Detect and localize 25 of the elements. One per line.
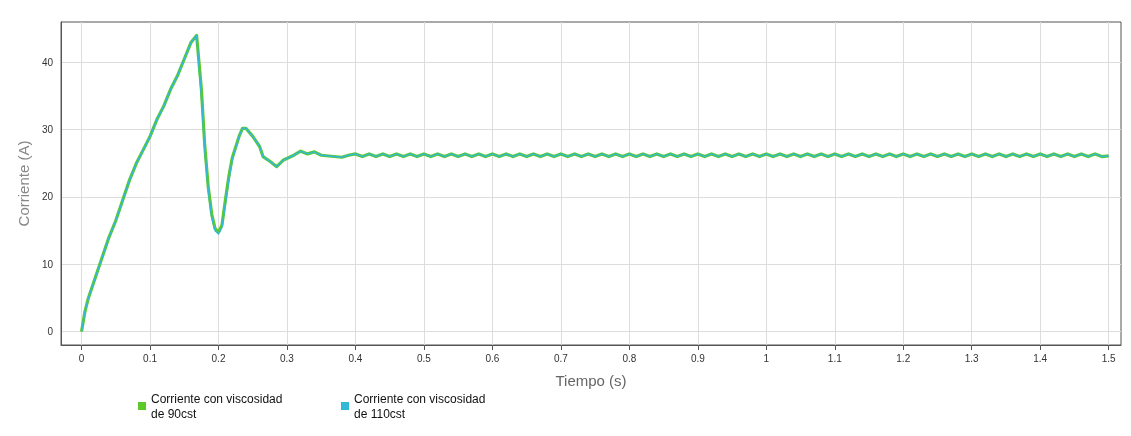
x-tick-label: 0.9 [690,352,706,364]
x-tick-label: 0.5 [416,352,432,364]
x-tick-label: 0.4 [348,352,363,364]
y-tick-label: 40 [41,56,54,68]
x-axis-title: Tiempo (s) [555,372,627,389]
y-tick-label: 10 [41,258,54,270]
x-tick-label: 0 [78,352,85,364]
y-axis-title: Corriente (A) [15,140,32,227]
x-tick-label: 1.5 [1101,352,1117,364]
x-tick-label: 1.3 [964,352,980,364]
y-tick-label: 30 [41,124,54,136]
x-tick-label: 0.6 [485,352,500,364]
x-tick-label: 0.8 [622,352,637,364]
y-tick-label: 0 [47,326,54,338]
x-tick-label: 0.7 [553,352,569,364]
legend-label: Corriente con viscosidad de 110cst [354,391,489,421]
x-tick-label: 0.3 [280,352,295,364]
legend-label: Corriente con viscosidad de 90cst [151,391,286,421]
x-tick-label: 0.2 [211,352,226,364]
x-tick-label: 1.1 [827,352,843,364]
x-tick-label: 1.4 [1033,352,1048,364]
x-tick-label: 0.1 [143,352,158,364]
x-tick-label: 1.2 [896,352,911,364]
y-tick-label: 20 [41,191,54,203]
x-tick-label: 1 [763,352,770,364]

______

● **AIM OF THE TASK**
Turn the lines of the items above into a JSON list of strings, one string per line, leaving out blank lines and the pictures.

● **FINISHED ANSWER**
[
  "Detect and localize 25 of the elements. One per line.",
  "x-tick-label: 0.9 [690,352,706,364]",
  "x-tick-label: 0.5 [416,352,432,364]",
  "x-tick-label: 0.4 [348,352,363,364]",
  "y-tick-label: 40 [41,56,54,68]",
  "x-axis-title: Tiempo (s) [555,372,627,389]",
  "y-tick-label: 10 [41,258,54,270]",
  "x-tick-label: 0 [78,352,85,364]",
  "y-axis-title: Corriente (A) [15,140,32,227]",
  "x-tick-label: 1.5 [1101,352,1117,364]",
  "x-tick-label: 1.3 [964,352,980,364]",
  "y-tick-label: 30 [41,124,54,136]",
  "x-tick-label: 0.6 [485,352,500,364]",
  "x-tick-label: 0.8 [622,352,637,364]",
  "y-tick-label: 0 [47,326,54,338]",
  "x-tick-label: 0.7 [553,352,569,364]",
  "legend-label: Corriente con viscosidad de 110cst [354,391,489,421]",
  "x-tick-label: 0.3 [280,352,295,364]",
  "legend-label: Corriente con viscosidad de 90cst [151,391,286,421]",
  "x-tick-label: 0.2 [211,352,226,364]",
  "x-tick-label: 1.1 [827,352,843,364]",
  "x-tick-label: 1.4 [1033,352,1048,364]",
  "x-tick-label: 0.1 [143,352,158,364]",
  "x-tick-label: 1.2 [896,352,911,364]",
  "y-tick-label: 20 [41,191,54,203]",
  "x-tick-label: 1 [763,352,770,364]"
]